=== TEXTO PARA LEER ===
• • • •
Diario Vasco

La cocina que (nos) mejora

El lehendakari Urkullu fue ayer uno de los primeros visitantes del congreso. Recorrió el Kursaal acompañado de los cocineros vascos y de los responsables de San Sebastian Gastronomika y de El Diario Vasco. Se confesó impresionado por la envergadura del montaje y la presencia de tantos invitados llegados de todo el mundo. "Este congreso vuelve a situar a la ciudad y al País Vasco en el mapa mundial de la cultura y de la gastronomía", resumió al final.

Todo el que llega por primera vez a la cita del Kursaal se sorprende por el volumen de lo que se cuece ahí estos días: los cocineros ofrecen sus ponencias, se suceden las catas en otras salas, la feria se llena de profesionales. Harían falta periódicos enteros para dar cuenta de lo que pasa cada día.

Los cocineros sudafricanos y turcos trajeron ayer sus sorprendentes cocinas a los "cubos", y hoy les tomarán el relevo los húngaros. Pero ayer destacaron sobre todo los ya clásicos del congreso, y en especial un Gastón Acurio emocionado que volvió a recordar el día que dejó sus estudios de Derecho en Madrid y se vino a Donostia a aprender en Arzak. Acurio, el hombre que hizo de la cocina un movimiento cultural y de integración social en Perú, insistió ayer en el poder de la gastronomía para mejorar a la gente y a las sociedades. Como Urkullu, piensa que la cocina nos mejora.

Lo mismo dijeron los vascos que hace treinta años impulsaron Eurotoques para dignificar el trabajo del cocinero y recordar que la cocina es la cultura de los pueblos. Fue emocionante ver a aquellos pioneros (Arguiñano, Arzak, Castillo y Subijana) con su maestro Irizar.

No menos intensas resultaron las ponencias del elegante Berasategui o los rompedores Aduriz y Atala, vitoreadas como conciertos de rock. Hay quien piensa que Gastronomika alimenta los cuerpos, pero también da energía a las almas. Y perdón por la cursilería.
• • • •
=== LOS DATOS ===
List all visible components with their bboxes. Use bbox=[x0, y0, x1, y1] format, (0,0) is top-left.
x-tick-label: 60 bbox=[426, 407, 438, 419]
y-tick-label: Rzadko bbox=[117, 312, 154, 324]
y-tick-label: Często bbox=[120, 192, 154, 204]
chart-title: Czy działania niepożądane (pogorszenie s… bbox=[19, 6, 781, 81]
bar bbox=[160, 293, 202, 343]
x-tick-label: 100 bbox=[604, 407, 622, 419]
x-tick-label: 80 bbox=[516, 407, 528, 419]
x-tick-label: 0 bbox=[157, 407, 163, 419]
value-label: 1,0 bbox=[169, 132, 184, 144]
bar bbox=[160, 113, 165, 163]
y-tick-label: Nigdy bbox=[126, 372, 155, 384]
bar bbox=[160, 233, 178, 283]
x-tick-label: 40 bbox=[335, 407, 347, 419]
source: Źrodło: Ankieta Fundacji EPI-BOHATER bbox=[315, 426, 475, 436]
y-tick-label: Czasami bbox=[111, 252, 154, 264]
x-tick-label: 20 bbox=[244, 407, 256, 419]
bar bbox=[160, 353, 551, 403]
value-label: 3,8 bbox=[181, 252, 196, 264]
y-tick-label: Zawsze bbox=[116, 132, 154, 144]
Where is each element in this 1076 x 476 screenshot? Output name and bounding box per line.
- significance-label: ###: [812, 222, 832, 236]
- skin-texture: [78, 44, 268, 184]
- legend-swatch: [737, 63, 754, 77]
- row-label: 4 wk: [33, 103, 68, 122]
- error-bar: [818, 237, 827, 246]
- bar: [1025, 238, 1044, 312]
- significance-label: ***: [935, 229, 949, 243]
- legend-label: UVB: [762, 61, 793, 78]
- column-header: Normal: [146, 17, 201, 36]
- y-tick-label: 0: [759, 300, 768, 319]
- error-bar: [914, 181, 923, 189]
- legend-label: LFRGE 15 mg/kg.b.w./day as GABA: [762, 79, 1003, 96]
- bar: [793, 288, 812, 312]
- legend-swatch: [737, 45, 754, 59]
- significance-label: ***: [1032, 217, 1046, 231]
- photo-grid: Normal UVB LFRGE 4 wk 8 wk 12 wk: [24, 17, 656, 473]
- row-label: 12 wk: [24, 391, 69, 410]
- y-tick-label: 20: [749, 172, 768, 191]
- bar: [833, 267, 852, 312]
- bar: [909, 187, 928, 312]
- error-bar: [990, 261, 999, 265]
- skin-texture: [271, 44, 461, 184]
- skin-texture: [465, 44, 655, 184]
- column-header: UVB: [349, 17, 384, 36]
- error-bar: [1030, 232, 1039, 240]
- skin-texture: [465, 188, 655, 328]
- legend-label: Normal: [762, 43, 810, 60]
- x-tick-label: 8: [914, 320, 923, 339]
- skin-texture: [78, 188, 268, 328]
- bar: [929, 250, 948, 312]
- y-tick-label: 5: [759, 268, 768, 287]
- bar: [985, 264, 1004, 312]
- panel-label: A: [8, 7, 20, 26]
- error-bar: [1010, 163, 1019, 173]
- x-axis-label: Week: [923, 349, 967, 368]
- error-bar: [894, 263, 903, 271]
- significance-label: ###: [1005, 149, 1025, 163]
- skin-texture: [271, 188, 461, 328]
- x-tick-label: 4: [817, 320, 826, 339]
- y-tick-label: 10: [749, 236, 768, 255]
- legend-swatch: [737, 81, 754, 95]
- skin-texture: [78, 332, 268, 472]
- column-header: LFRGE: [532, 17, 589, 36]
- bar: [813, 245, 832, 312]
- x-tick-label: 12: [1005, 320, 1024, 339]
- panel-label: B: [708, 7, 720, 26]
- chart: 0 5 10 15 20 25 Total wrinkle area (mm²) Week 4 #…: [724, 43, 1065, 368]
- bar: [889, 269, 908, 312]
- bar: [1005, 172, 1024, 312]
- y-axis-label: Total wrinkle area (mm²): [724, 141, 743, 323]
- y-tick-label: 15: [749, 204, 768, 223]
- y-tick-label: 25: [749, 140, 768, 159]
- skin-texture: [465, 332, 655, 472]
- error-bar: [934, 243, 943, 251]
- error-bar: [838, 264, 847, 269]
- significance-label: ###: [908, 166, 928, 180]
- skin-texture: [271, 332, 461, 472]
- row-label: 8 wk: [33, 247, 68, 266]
• • • •
=== INSTRUCCIONES DE LA TAREA ===
Según la crónica del congreso, ¿qué estudios dejó Gastón Acurio en Madrid antes de irse a Donostia a aprender en Arzak? Las entradas proceden de otra fuente distinta.

=== RESULTADO DE LA TAREA ===
Sus estudios de Derecho.